(Extracted data entries)
━━━━━━━━━━━━━━━━━━━━━━━━━━━━━━

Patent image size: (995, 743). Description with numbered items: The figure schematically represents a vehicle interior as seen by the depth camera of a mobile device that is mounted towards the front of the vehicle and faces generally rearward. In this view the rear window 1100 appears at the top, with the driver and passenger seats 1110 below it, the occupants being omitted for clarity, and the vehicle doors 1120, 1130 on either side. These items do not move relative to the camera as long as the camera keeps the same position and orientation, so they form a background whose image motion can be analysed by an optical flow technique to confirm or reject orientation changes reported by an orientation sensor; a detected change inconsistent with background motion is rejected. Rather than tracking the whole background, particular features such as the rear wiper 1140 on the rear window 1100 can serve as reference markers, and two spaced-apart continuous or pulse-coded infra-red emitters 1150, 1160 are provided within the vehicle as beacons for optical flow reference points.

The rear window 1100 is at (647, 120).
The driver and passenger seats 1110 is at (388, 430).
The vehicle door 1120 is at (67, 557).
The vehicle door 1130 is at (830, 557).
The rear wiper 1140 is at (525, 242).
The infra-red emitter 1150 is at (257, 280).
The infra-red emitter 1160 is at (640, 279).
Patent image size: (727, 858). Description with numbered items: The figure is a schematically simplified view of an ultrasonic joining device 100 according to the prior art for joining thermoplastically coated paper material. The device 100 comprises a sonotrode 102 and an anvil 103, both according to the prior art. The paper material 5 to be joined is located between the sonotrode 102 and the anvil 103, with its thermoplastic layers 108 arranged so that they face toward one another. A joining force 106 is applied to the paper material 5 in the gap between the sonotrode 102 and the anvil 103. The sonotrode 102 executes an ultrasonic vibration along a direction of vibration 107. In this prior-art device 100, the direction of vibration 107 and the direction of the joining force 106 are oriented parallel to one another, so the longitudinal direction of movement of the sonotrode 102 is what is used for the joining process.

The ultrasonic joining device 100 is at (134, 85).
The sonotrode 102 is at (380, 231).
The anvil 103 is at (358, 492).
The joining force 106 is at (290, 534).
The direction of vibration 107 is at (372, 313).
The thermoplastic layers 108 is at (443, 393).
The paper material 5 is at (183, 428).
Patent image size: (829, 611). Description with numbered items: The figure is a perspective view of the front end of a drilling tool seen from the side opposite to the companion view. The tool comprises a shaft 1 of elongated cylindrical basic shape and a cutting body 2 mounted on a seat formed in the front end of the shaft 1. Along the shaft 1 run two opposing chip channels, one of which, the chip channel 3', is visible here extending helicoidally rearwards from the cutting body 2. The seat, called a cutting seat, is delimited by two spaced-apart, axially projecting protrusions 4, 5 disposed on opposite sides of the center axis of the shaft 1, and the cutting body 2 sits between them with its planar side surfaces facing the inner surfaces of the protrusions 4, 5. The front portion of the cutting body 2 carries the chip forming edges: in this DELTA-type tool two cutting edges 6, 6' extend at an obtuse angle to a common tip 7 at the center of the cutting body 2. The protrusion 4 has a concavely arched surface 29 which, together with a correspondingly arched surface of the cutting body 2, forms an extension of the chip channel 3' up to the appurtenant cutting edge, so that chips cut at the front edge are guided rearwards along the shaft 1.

━━━━━━━━━━━━━━━━━━━━━━━━━━━━━━

__Problem to work on__: Reproduce the material, swapping "Patent image size" for "Page size" wherever it occurs, with everything else left as it is.

__Completed task__:
Page size: (995, 743). Description with numbered items: The figure schematically represents a vehicle interior as seen by the depth camera of a mobile device that is mounted towards the front of the vehicle and faces generally rearward. In this view the rear window 1100 appears at the top, with the driver and passenger seats 1110 below it, the occupants being omitted for clarity, and the vehicle doors 1120, 1130 on either side. These items do not move relative to the camera as long as the camera keeps the same position and orientation, so they form a background whose image motion can be analysed by an optical flow technique to confirm or reject orientation changes reported by an orientation sensor; a detected change inconsistent with background motion is rejected. Rather than tracking the whole background, particular features such as the rear wiper 1140 on the rear window 1100 can serve as reference markers, and two spaced-apart continuous or pulse-coded infra-red emitters 1150, 1160 are provided within the vehicle as beacons for optical flow reference points.

The rear window 1100 is at (647, 120).
The driver and passenger seats 1110 is at (388, 430).
The vehicle door 1120 is at (67, 557).
The vehicle door 1130 is at (830, 557).
The rear wiper 1140 is at (525, 242).
The infra-red emitter 1150 is at (257, 280).
The infra-red emitter 1160 is at (640, 279).
Page size: (727, 858). Description with numbered items: The figure is a schematically simplified view of an ultrasonic joining device 100 according to the prior art for joining thermoplastically coated paper material. The device 100 comprises a sonotrode 102 and an anvil 103, both according to the prior art. The paper material 5 to be joined is located between the sonotrode 102 and the anvil 103, with its thermoplastic layers 108 arranged so that they face toward one another. A joining force 106 is applied to the paper material 5 in the gap between the sonotrode 102 and the anvil 103. The sonotrode 102 executes an ultrasonic vibration along a direction of vibration 107. In this prior-art device 100, the direction of vibration 107 and the direction of the joining force 106 are oriented parallel to one another, so the longitudinal direction of movement of the sonotrode 102 is what is used for the joining process.

The ultrasonic joining device 100 is at (134, 85).
The sonotrode 102 is at (380, 231).
The anvil 103 is at (358, 492).
The joining force 106 is at (290, 534).
The direction of vibration 107 is at (372, 313).
The thermoplastic layers 108 is at (443, 393).
The paper material 5 is at (183, 428).
Page size: (829, 611). Description with numbered items: The figure is a perspective view of the front end of a drilling tool seen from the side opposite to the companion view. The tool comprises a shaft 1 of elongated cylindrical basic shape and a cutting body 2 mounted on a seat formed in the front end of the shaft 1. Along the shaft 1 run two opposing chip channels, one of which, the chip channel 3', is visible here extending helicoidally rearwards from the cutting body 2. The seat, called a cutting seat, is delimited by two spaced-apart, axially projecting protrusions 4, 5 disposed on opposite sides of the center axis of the shaft 1, and the cutting body 2 sits between them with its planar side surfaces facing the inner surfaces of the protrusions 4, 5. The front portion of the cutting body 2 carries the chip forming edges: in this DELTA-type tool two cutting edges 6, 6' extend at an obtuse angle to a common tip 7 at the center of the cutting body 2. The protrusion 4 has a concavely arched surface 29 which, together with a correspondingly arched surface of the cutting body 2, forms an extension of the chip channel 3' up to the appurtenant cutting edge, so that chips cut at the front edge are guided rearwards along the shaft 1.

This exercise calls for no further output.